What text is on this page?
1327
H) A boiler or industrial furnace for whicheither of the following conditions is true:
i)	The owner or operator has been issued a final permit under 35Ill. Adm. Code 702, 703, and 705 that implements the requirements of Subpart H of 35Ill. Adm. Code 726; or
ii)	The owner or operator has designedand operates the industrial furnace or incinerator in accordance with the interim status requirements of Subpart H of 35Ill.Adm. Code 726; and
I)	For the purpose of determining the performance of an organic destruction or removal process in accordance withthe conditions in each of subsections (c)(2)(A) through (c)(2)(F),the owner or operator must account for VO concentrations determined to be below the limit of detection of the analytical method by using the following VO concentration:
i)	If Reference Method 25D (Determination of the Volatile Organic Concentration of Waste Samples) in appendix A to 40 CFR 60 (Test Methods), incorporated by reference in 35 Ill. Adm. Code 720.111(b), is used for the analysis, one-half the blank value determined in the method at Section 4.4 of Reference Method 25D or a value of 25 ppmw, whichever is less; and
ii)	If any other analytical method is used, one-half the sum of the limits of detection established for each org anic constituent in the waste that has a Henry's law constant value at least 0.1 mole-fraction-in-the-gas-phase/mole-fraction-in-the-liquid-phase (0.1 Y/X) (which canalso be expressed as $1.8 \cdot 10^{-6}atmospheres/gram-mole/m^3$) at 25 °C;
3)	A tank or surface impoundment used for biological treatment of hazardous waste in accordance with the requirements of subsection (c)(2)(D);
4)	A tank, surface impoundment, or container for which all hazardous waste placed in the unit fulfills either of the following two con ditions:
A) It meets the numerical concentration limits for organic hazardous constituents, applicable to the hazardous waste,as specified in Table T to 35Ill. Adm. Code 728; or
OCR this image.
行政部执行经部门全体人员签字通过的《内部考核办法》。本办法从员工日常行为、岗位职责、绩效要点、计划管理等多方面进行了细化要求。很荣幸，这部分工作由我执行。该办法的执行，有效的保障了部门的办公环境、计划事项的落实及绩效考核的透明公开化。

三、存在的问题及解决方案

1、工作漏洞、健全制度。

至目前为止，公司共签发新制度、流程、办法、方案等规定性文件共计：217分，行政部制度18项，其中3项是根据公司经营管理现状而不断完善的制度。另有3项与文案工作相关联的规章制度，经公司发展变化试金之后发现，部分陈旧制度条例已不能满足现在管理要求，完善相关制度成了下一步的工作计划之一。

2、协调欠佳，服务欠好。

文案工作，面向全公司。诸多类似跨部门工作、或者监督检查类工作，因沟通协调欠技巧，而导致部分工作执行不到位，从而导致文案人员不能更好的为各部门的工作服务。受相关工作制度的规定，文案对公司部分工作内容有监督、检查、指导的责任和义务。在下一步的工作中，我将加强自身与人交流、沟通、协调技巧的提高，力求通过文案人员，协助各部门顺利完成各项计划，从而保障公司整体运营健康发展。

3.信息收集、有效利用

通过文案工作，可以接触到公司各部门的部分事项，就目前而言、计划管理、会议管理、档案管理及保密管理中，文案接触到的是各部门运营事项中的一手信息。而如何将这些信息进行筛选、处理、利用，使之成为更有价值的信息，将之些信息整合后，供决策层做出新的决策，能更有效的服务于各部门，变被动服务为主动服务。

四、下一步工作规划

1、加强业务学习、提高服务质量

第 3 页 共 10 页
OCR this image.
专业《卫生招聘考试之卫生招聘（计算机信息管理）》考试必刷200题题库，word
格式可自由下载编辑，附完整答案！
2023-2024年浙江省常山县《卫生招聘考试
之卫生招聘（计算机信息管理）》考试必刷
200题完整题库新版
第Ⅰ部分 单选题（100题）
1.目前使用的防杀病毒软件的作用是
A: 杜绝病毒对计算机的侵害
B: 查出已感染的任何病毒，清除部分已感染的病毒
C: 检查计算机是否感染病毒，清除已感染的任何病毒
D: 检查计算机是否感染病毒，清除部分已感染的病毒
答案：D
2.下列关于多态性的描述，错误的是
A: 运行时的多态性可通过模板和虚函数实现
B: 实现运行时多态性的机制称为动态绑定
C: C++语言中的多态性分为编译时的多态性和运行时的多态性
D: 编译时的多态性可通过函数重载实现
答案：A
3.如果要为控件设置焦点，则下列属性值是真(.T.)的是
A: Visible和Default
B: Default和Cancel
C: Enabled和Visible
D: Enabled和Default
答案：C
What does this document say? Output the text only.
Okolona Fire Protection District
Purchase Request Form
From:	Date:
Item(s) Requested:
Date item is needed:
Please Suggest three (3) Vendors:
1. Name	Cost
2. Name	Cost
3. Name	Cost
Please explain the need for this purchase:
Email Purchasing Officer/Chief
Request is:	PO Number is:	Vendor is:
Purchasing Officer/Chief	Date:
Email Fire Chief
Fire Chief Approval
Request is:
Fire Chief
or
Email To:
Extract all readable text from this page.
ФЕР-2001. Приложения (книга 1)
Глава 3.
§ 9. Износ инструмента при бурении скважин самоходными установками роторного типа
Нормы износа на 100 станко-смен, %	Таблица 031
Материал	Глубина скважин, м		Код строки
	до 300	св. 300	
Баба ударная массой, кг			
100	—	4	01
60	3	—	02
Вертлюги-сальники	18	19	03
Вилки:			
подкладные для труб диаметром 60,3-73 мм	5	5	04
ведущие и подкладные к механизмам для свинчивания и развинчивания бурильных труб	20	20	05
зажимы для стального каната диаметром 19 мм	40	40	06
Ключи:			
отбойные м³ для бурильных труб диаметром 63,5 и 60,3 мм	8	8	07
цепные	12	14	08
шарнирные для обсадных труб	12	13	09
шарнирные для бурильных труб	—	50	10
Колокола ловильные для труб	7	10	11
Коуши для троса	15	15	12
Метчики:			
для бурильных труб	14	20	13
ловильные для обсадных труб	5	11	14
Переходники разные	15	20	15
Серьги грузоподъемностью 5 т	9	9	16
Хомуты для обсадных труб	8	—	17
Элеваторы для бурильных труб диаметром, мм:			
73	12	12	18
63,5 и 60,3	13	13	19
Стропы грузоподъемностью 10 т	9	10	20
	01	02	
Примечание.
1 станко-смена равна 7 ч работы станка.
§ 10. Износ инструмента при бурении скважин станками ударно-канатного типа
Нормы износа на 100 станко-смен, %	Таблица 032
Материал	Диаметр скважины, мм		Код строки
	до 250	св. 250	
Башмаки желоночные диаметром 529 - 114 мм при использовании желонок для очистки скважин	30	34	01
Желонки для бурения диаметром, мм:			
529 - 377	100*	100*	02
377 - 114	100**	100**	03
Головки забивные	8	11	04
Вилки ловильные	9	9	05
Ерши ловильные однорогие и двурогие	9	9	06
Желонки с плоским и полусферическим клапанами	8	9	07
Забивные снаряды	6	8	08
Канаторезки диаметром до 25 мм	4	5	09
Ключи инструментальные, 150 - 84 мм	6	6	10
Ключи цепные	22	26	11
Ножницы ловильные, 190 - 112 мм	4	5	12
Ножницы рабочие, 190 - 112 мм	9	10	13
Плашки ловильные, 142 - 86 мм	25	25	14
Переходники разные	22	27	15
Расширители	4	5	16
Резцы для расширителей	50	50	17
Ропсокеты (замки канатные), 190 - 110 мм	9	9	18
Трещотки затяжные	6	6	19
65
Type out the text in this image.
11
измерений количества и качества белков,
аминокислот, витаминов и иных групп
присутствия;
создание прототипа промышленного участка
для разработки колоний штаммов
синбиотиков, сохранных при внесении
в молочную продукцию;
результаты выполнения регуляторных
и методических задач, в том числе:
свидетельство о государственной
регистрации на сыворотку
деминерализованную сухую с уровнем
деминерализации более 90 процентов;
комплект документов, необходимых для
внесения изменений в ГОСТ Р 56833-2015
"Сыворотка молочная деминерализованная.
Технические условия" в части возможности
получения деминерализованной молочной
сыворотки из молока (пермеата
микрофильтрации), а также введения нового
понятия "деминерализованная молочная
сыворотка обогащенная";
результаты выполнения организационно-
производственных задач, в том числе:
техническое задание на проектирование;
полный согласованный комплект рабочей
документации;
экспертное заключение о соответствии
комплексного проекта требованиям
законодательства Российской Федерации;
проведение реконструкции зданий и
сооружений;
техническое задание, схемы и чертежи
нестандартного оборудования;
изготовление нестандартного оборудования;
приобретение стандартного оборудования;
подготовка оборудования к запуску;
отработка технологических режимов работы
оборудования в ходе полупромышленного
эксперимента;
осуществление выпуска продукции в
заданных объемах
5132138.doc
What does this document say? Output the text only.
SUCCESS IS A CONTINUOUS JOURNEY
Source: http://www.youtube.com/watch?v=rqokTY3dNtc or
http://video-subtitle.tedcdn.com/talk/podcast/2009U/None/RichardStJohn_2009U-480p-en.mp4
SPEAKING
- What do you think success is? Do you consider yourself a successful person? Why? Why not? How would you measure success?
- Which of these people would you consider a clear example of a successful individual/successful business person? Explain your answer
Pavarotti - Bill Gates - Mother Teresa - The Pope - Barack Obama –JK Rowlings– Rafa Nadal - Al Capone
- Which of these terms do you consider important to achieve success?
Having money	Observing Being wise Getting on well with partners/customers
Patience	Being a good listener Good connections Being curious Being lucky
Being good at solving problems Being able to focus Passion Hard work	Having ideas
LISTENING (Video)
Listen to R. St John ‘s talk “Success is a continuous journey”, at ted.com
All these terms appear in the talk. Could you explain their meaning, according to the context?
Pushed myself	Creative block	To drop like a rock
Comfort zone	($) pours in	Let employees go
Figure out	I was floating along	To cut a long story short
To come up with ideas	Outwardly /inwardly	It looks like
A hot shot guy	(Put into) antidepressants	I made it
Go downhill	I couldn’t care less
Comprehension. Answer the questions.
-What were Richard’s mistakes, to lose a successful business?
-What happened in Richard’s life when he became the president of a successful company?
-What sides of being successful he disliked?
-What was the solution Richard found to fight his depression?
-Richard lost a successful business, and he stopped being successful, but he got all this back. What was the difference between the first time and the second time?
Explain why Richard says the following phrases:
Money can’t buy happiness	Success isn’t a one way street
▬▬▬▬▬▬▬▬▬▬
**TASK:**
Where does the word "деминерализованная" appear? Return each line that holds it.

**THE REPLY:**
"Сыворотка молочная деминерализованная.
понятия "деминерализованная молочная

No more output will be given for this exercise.